- Your objective
From the listing below, extract each line containing the string "процессных".

- Listing
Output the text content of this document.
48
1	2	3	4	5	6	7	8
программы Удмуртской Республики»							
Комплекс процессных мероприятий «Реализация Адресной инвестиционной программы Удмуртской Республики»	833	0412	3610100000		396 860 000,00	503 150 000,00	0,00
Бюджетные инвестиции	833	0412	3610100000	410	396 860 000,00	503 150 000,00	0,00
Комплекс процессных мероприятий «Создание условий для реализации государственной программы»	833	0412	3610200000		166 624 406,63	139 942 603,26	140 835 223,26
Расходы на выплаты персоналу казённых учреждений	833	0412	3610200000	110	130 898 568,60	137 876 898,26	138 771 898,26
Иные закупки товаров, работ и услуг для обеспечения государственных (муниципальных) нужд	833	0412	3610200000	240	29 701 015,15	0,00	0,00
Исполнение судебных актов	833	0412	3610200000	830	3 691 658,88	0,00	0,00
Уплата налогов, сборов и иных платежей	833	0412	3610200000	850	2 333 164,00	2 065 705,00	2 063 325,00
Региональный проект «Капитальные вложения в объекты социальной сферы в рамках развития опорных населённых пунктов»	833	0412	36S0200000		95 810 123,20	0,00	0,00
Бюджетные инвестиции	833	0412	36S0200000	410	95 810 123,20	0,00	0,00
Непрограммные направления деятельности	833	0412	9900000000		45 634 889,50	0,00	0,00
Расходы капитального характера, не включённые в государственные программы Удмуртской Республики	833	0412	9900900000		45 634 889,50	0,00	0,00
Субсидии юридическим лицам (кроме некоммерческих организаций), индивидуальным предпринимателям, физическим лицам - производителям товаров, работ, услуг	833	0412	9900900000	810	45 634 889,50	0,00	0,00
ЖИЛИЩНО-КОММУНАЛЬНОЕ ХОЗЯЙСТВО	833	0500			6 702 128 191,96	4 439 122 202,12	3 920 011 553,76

- Output of the task
Комплекс процессных мероприятий «Реализация Адресной инвестиционной программы Удмуртской Республики»	833	0412	3610100000		396 860 000,00	503 150 000,00	0,00
Комплекс процессных мероприятий «Создание условий для реализации государственной программы»	833	0412	3610200000		166 624 406,63	139 942 603,26	140 835 223,26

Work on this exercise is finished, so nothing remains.